What is expected: The answer is one number: how many lines in the data below hold "Prüfbericht".

Extracted data:
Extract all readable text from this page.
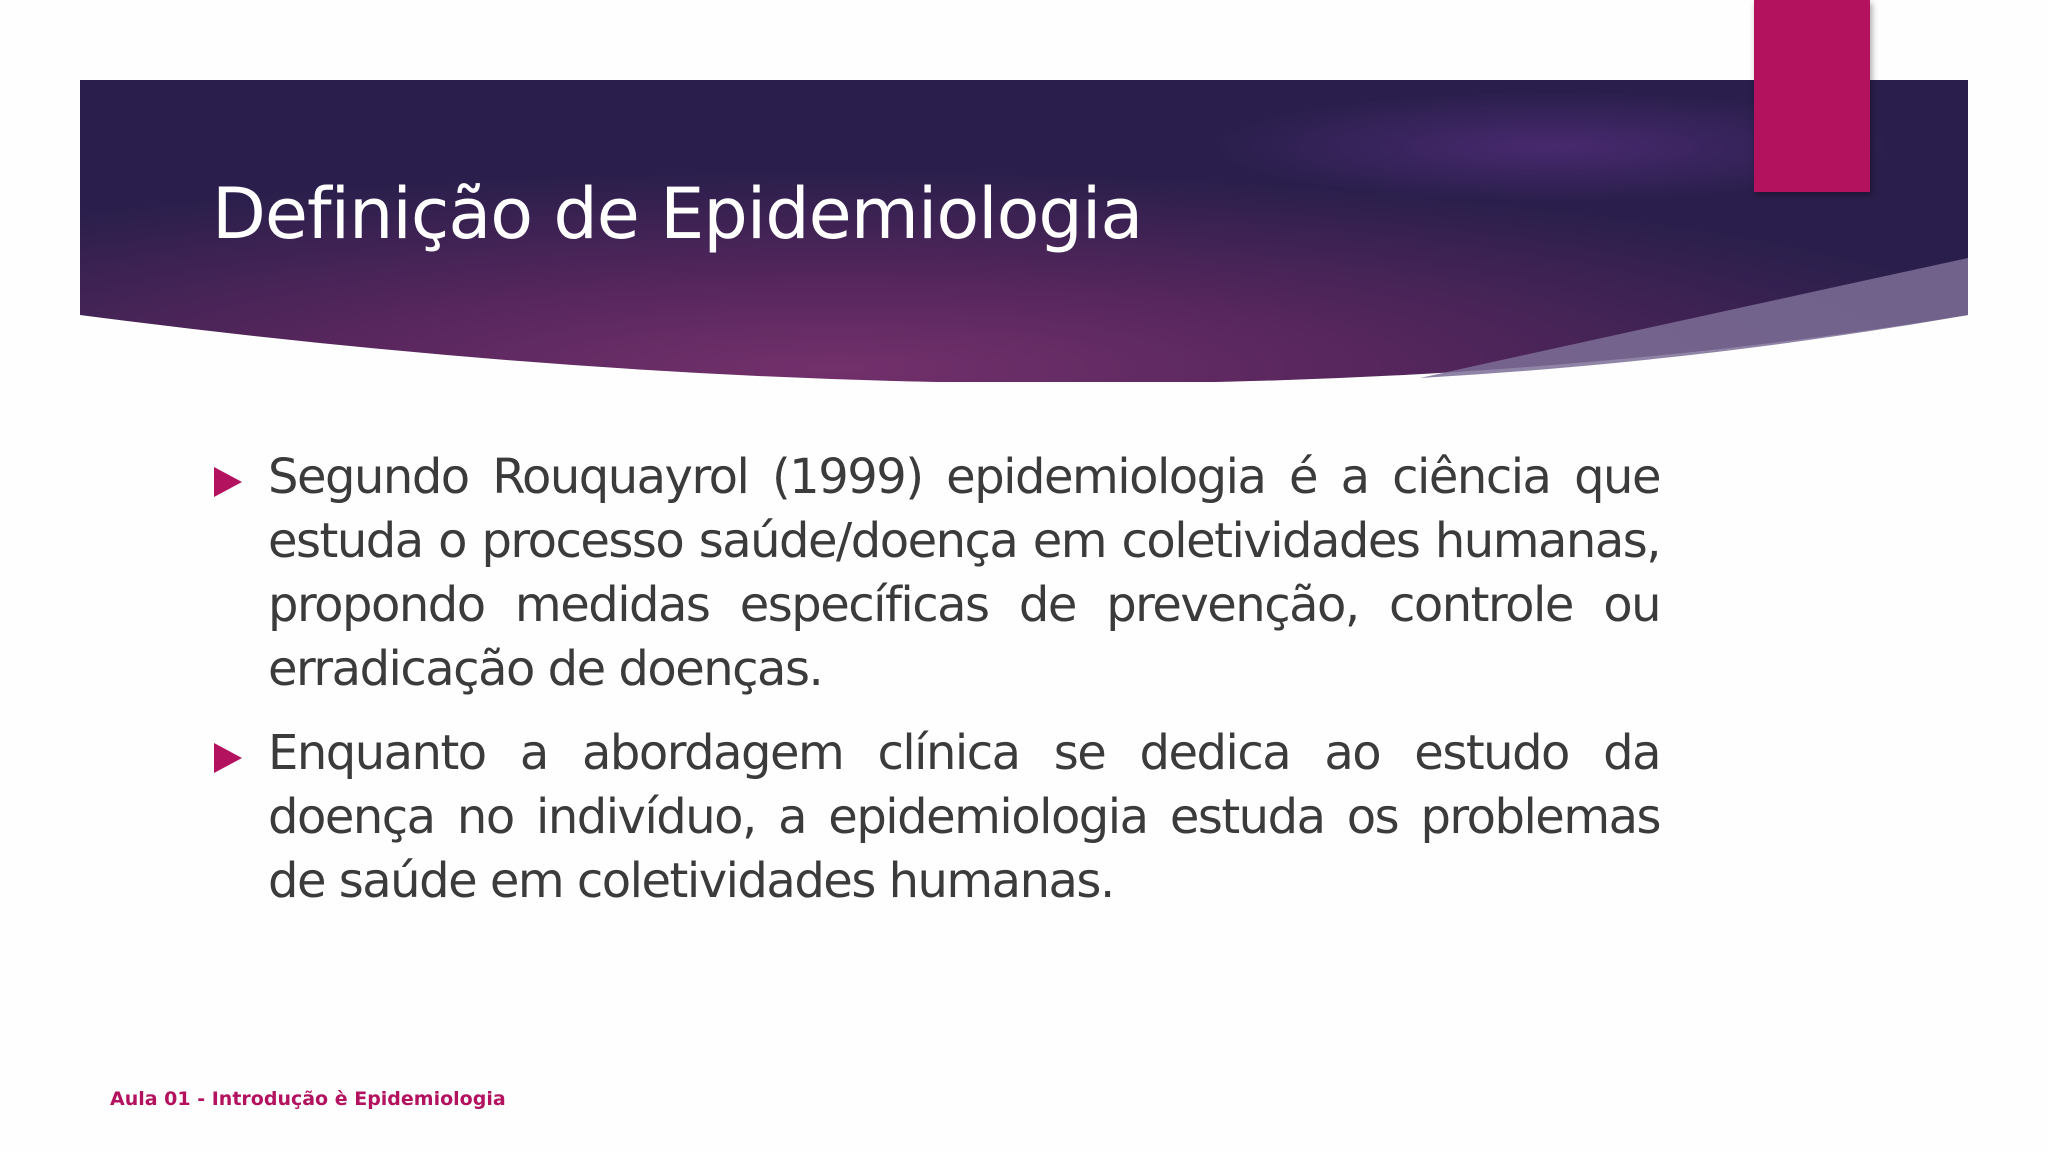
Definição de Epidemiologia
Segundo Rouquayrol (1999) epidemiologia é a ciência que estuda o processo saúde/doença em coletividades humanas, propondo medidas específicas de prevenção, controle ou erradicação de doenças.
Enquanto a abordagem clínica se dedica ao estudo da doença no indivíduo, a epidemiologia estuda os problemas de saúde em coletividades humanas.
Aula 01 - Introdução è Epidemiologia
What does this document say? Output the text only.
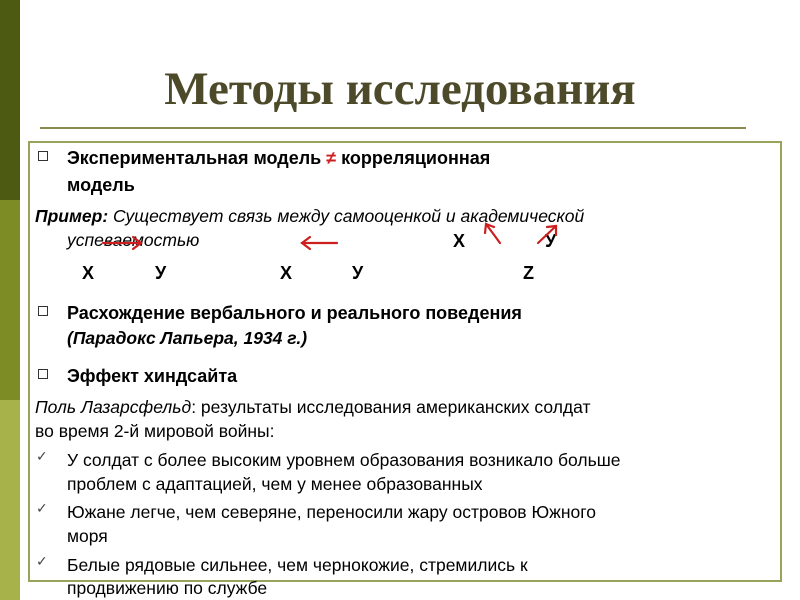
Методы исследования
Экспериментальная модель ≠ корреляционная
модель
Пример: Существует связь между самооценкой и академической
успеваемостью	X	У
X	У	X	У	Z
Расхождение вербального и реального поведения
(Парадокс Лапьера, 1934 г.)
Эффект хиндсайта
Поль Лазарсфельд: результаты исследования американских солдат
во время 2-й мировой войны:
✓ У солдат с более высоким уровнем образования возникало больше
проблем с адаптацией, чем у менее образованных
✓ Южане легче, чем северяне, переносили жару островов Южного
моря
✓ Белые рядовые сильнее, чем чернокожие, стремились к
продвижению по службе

==

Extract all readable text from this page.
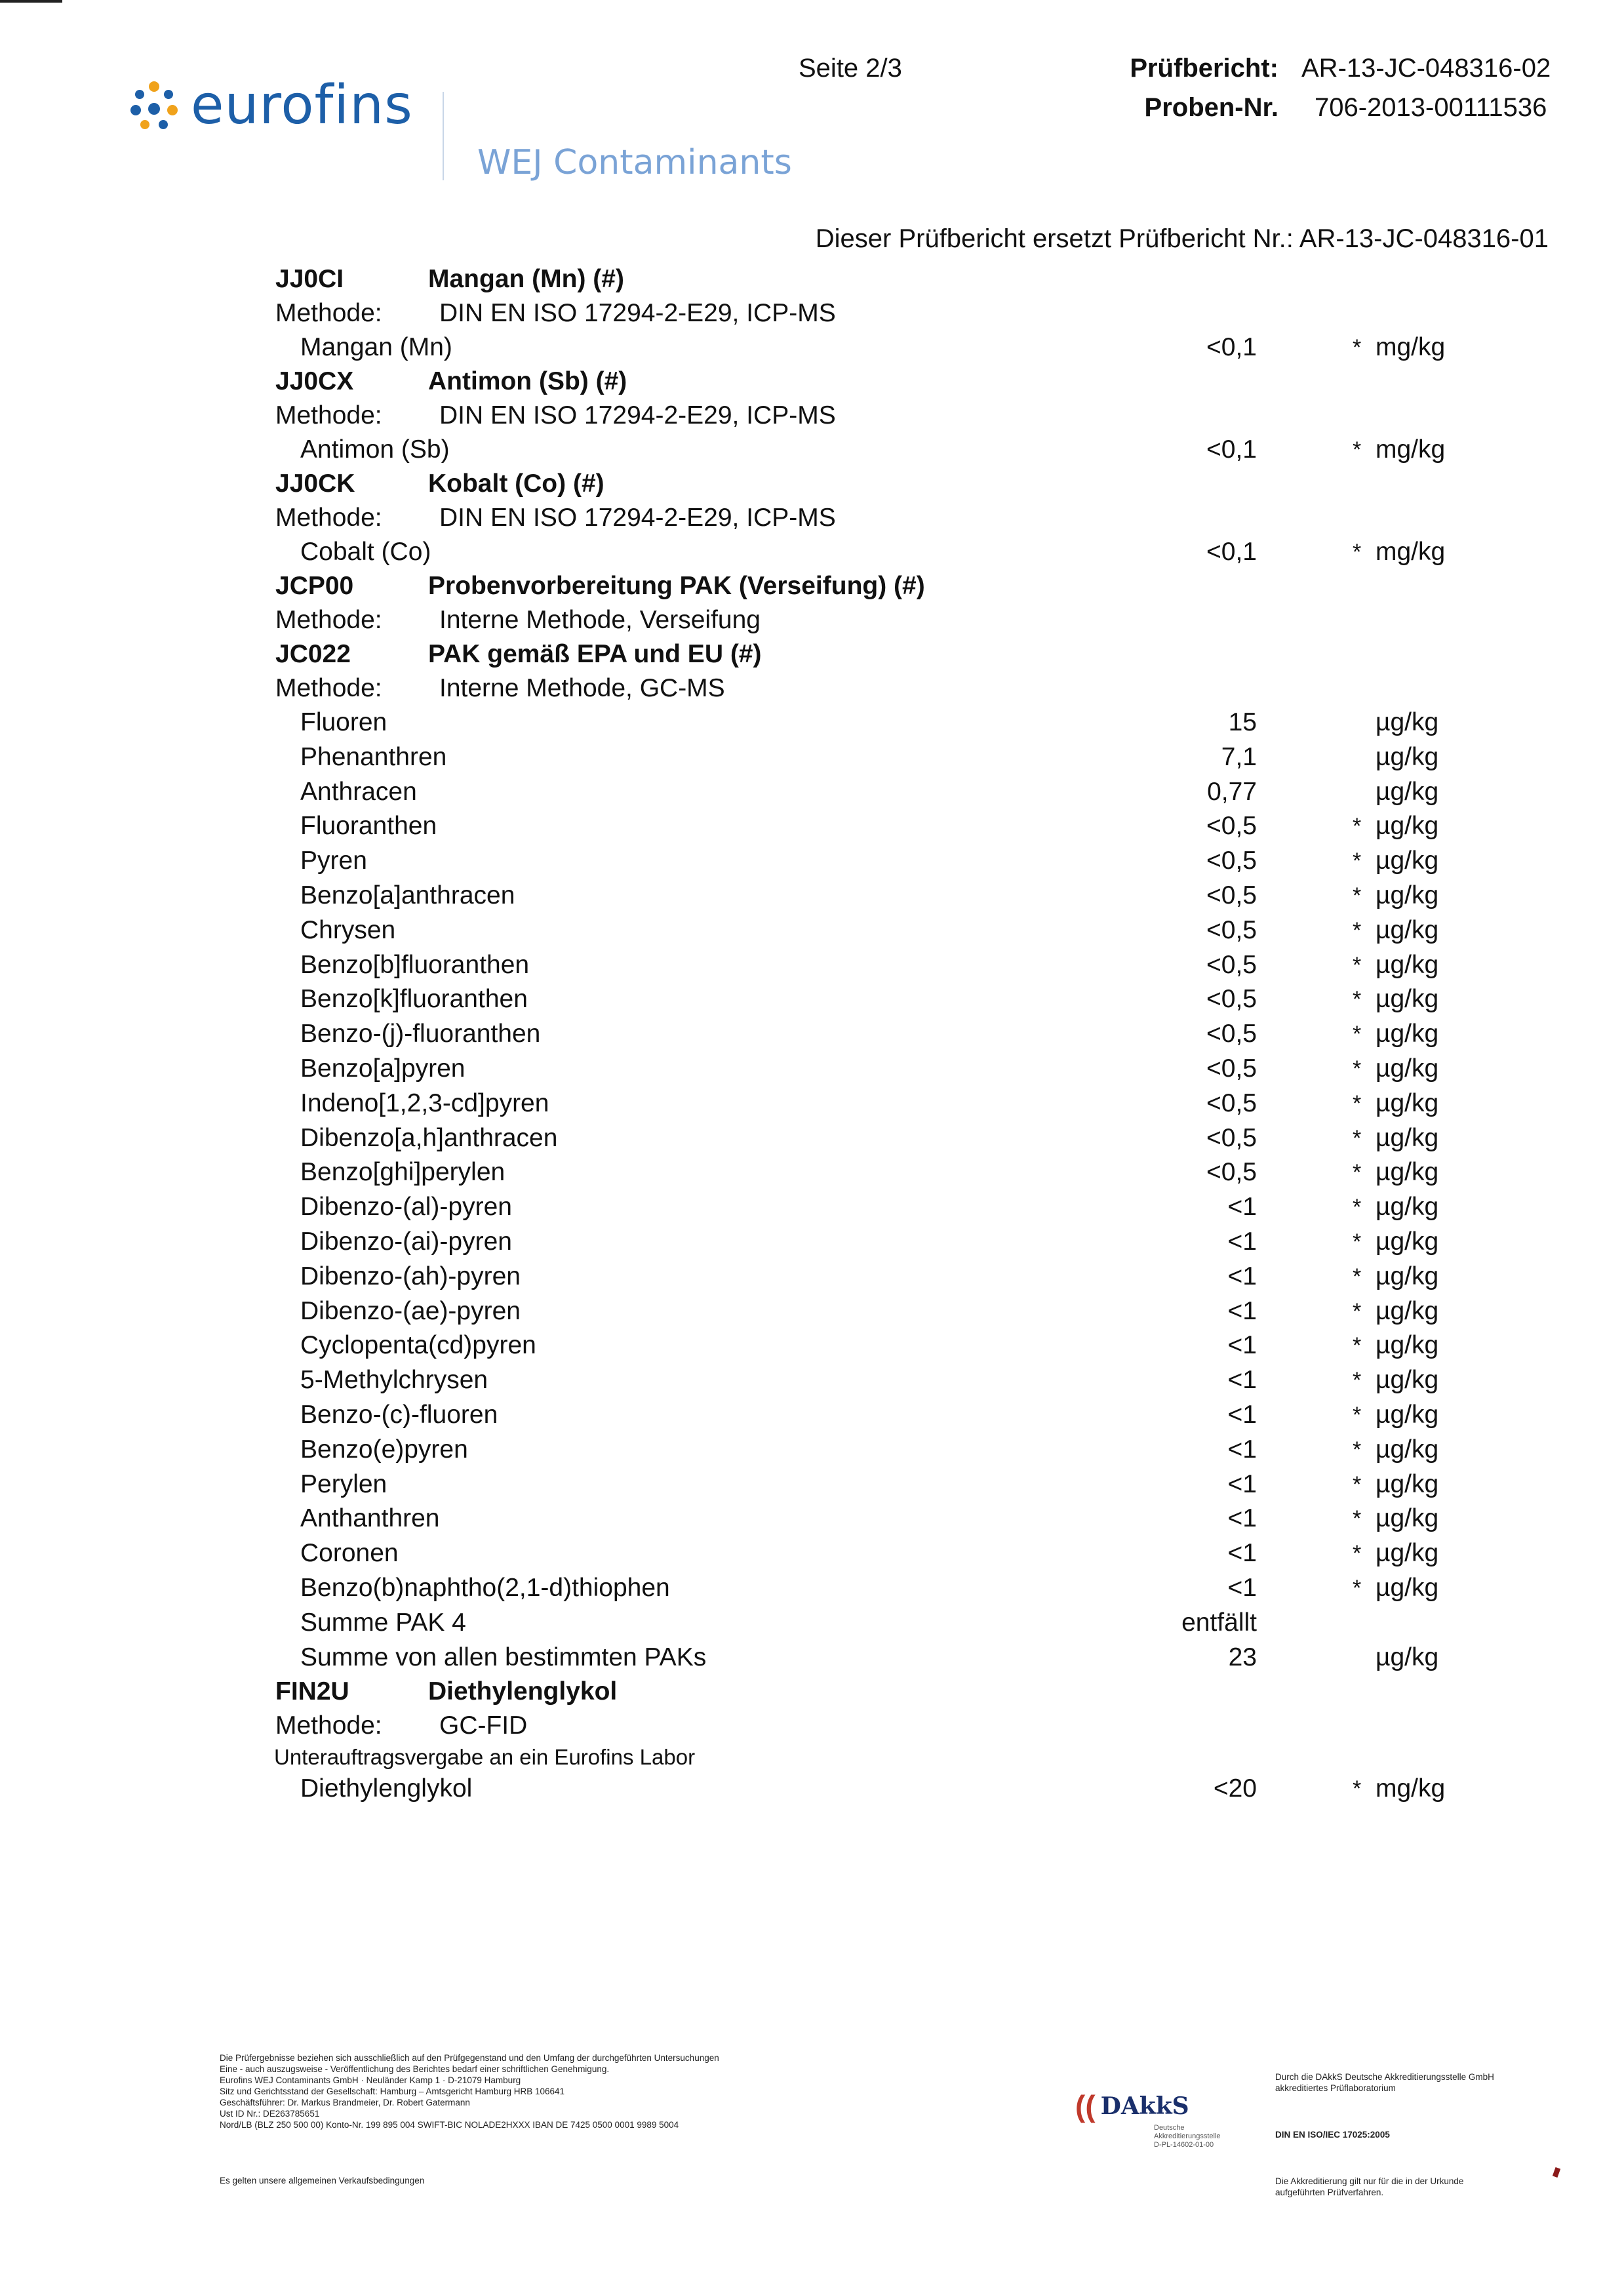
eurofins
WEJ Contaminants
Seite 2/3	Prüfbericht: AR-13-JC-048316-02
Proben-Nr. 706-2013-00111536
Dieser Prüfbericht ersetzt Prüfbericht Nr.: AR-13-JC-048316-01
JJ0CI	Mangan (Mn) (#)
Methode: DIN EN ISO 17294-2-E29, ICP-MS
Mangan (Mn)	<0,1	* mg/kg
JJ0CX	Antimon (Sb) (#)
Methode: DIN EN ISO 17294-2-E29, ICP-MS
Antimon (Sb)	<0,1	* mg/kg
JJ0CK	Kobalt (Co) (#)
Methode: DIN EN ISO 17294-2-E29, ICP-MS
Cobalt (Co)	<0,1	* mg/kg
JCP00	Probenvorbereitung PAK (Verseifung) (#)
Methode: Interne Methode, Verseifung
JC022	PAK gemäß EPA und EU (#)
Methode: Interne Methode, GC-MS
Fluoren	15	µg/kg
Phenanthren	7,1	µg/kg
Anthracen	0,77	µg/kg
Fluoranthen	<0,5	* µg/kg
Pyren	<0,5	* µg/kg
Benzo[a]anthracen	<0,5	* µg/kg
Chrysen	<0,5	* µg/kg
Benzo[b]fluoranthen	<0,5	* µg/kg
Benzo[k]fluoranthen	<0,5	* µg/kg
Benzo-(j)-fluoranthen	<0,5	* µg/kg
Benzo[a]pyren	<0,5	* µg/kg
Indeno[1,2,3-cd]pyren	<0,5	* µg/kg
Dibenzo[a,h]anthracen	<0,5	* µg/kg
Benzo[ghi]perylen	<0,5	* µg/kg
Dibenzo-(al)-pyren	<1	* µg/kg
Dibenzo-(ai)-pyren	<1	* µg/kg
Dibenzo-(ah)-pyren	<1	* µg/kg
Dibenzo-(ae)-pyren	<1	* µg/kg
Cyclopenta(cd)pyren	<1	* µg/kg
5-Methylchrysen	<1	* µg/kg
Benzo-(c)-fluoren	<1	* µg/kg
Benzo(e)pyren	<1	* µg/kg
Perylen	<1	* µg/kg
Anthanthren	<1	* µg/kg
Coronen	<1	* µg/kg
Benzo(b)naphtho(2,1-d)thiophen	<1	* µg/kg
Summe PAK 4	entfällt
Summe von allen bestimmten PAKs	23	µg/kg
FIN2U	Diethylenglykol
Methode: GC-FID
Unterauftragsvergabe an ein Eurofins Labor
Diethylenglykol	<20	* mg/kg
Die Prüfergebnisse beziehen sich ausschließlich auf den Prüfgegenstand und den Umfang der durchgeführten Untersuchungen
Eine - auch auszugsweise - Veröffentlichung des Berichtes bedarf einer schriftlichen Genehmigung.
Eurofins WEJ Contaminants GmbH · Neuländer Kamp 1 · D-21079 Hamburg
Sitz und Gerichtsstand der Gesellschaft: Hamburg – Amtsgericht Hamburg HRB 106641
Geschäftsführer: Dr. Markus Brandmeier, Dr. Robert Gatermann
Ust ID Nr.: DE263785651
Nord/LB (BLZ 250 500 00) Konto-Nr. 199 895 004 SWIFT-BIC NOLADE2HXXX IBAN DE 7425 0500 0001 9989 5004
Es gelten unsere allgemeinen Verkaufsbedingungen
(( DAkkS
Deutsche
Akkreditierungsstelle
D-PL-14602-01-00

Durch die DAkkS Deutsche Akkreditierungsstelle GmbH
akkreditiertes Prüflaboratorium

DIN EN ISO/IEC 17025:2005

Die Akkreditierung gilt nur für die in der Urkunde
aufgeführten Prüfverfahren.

---

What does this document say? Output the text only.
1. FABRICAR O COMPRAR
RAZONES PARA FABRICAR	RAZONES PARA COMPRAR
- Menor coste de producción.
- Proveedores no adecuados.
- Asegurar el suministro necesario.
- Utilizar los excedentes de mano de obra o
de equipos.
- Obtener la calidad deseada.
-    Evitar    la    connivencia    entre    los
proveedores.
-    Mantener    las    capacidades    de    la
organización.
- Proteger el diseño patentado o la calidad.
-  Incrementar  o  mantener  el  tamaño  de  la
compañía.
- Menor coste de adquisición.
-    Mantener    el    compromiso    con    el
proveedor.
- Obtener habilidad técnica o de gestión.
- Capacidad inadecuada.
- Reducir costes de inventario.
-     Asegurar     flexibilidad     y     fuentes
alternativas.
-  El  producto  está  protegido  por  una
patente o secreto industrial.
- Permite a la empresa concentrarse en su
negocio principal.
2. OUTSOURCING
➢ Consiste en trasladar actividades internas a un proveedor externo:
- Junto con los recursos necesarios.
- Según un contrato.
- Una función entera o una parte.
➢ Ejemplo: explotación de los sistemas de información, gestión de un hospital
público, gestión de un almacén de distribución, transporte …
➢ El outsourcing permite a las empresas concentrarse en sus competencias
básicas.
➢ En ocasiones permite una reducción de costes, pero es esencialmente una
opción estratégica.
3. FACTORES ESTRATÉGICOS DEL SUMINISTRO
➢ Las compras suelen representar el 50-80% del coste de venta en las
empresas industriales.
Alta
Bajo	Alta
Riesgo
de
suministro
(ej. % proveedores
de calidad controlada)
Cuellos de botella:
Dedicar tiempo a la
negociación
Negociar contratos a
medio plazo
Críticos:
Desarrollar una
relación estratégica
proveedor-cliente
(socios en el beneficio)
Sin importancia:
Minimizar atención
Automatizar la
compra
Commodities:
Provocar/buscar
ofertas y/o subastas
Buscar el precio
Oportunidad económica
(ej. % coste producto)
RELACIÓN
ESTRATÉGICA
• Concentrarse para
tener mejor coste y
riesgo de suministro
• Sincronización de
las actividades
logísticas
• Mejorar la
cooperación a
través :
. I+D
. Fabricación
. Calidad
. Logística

Finished answer: 2